Task brief:
Lay out everything from the start of the items down to and including the line that contains "y-tick-label: 2 [38,247,46,264]" as a Markdown table with the columns No. and Line. Leave out any blank lines.

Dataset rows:
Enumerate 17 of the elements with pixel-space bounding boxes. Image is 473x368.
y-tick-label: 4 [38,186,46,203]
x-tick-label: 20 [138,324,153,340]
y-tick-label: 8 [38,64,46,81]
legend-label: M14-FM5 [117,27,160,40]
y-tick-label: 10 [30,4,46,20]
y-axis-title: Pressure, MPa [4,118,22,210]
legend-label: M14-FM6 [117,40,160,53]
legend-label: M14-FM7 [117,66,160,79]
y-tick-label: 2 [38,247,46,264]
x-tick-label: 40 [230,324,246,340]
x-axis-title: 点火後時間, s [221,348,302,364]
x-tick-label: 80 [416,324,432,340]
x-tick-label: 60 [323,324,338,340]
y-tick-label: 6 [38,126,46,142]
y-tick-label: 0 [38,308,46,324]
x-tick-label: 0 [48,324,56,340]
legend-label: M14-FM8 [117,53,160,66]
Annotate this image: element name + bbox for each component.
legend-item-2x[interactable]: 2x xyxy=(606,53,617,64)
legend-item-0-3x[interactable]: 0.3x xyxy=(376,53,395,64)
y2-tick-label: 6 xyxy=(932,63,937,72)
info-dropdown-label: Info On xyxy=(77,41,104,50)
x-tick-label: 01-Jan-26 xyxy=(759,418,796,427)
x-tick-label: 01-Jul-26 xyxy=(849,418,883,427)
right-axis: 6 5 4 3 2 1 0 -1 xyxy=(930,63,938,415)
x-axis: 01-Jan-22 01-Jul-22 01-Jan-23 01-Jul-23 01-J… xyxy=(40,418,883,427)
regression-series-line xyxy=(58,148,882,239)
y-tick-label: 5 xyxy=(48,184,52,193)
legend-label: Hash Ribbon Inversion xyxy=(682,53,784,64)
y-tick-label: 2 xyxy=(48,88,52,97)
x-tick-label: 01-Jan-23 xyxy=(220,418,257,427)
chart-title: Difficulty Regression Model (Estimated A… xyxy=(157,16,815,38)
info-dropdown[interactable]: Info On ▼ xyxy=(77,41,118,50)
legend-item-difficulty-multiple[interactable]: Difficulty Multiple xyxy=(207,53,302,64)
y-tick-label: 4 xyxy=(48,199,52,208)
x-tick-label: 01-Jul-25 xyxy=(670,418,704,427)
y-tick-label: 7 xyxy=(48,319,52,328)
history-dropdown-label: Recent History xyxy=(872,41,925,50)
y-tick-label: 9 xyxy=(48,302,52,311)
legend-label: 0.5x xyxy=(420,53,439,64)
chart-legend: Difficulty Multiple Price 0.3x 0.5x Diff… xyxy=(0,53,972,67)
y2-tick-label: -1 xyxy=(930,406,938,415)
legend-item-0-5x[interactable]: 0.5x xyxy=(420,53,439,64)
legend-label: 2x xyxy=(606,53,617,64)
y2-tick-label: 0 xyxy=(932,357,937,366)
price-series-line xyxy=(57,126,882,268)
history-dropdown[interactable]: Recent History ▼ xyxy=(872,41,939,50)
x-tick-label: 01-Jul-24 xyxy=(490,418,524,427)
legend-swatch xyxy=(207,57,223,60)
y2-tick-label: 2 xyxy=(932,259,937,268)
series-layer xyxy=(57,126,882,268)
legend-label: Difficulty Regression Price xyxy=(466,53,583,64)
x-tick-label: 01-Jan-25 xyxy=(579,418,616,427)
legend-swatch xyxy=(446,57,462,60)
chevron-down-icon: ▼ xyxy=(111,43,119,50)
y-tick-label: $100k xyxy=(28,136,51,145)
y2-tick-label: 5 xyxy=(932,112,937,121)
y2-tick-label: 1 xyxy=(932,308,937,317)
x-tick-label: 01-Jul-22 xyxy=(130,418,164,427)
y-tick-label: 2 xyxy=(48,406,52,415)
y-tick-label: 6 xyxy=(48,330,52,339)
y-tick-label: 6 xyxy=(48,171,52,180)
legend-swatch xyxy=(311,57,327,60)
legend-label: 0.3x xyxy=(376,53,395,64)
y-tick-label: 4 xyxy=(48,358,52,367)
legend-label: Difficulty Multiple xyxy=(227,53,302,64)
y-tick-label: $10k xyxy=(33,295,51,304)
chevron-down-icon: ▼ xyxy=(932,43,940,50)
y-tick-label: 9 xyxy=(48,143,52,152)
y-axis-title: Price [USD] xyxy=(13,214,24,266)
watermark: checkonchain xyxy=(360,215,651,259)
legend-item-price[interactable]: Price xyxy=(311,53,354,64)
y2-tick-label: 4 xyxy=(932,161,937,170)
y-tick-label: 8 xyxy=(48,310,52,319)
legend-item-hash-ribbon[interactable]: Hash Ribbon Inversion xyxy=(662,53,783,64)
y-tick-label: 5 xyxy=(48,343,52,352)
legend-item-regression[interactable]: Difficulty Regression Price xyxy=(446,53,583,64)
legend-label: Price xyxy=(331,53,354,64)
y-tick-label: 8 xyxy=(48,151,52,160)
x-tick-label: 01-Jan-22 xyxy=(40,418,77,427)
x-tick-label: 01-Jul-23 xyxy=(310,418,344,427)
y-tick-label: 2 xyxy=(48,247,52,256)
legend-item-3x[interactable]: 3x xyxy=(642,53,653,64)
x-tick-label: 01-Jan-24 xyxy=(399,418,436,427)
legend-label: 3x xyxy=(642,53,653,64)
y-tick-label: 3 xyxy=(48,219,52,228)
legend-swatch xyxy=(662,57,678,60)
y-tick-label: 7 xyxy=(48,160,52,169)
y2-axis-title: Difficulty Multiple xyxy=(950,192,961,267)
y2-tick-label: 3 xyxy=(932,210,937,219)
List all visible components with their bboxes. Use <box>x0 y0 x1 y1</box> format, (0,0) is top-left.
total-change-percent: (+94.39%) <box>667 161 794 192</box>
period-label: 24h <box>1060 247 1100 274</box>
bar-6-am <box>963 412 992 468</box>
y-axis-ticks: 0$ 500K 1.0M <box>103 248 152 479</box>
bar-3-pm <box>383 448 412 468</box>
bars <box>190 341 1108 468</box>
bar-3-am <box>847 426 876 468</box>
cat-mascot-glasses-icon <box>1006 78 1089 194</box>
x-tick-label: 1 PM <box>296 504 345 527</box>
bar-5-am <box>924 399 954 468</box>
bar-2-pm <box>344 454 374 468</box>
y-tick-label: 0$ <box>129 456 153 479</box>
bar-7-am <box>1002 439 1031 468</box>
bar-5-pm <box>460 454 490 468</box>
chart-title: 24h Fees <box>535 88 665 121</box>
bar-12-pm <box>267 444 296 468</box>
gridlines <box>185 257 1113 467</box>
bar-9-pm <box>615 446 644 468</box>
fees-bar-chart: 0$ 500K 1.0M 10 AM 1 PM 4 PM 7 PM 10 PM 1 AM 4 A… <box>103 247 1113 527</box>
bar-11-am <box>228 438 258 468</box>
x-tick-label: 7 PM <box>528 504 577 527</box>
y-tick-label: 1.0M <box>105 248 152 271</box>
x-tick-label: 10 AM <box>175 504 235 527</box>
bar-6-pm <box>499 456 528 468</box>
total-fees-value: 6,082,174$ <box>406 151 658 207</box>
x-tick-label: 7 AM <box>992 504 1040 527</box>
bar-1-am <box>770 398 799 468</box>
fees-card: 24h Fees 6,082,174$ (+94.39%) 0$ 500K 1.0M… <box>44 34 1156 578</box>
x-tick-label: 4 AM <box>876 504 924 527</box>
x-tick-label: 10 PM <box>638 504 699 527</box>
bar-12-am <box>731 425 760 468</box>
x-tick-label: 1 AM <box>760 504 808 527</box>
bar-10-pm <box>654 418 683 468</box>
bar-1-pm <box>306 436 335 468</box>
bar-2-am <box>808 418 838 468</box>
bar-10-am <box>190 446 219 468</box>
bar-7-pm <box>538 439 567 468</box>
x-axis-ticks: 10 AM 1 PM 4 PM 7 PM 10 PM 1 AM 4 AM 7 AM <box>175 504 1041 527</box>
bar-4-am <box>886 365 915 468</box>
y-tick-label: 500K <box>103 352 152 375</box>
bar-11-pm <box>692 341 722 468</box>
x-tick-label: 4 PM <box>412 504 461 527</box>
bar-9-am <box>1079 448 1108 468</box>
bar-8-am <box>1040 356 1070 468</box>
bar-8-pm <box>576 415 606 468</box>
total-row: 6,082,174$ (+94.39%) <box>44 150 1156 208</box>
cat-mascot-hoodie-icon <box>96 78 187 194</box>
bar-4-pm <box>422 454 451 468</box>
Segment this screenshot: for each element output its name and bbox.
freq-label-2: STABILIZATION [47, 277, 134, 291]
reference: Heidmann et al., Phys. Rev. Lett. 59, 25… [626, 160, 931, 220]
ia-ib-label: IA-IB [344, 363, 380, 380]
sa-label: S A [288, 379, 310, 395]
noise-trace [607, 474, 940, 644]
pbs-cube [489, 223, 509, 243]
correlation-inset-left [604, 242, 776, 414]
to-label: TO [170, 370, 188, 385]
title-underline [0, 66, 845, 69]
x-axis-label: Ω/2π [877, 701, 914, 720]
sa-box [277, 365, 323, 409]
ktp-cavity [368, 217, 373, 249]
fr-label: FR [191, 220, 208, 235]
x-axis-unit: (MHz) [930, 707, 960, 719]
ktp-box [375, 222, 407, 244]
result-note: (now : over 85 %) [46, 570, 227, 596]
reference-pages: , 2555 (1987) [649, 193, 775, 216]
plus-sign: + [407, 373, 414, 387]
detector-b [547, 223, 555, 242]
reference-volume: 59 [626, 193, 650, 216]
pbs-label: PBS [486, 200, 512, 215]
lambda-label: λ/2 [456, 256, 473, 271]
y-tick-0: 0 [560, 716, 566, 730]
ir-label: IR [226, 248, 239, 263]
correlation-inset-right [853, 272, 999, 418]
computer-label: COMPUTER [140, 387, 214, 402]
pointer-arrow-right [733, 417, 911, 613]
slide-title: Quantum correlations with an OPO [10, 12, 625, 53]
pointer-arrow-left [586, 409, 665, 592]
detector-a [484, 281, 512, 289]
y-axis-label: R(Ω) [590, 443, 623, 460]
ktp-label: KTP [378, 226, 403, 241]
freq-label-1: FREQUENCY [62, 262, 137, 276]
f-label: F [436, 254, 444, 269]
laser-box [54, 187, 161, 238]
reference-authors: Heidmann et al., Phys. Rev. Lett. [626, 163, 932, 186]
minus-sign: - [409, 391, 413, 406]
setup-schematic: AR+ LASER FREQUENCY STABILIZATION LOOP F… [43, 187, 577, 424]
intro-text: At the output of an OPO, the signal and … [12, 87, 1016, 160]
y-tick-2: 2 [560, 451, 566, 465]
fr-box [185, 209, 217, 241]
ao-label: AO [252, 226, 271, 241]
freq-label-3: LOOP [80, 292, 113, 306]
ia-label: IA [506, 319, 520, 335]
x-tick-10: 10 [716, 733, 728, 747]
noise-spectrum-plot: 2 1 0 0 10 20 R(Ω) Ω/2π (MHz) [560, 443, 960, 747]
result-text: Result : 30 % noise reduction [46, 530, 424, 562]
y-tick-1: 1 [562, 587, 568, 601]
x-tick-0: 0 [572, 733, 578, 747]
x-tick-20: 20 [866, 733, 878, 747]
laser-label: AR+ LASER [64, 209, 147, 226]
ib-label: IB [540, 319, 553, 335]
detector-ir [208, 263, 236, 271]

Task solution:
| No. | Line |
|---|---|
| 1 | Enumerate 17 of the elements with pixel-space bounding boxes. Image is 473x368. |
| 2 | y-tick-label: 4 [38,186,46,203] |
| 3 | x-tick-label: 20 [138,324,153,340] |
| 4 | y-tick-label: 8 [38,64,46,81] |
| 5 | legend-label: M14-FM5 [117,27,160,40] |
| 6 | y-tick-label: 10 [30,4,46,20] |
| 7 | y-axis-title: Pressure, MPa [4,118,22,210] |
| 8 | legend-label: M14-FM6 [117,40,160,53] |
| 9 | legend-label: M14-FM7 [117,66,160,79] |
| 10 | y-tick-label: 2 [38,247,46,264] |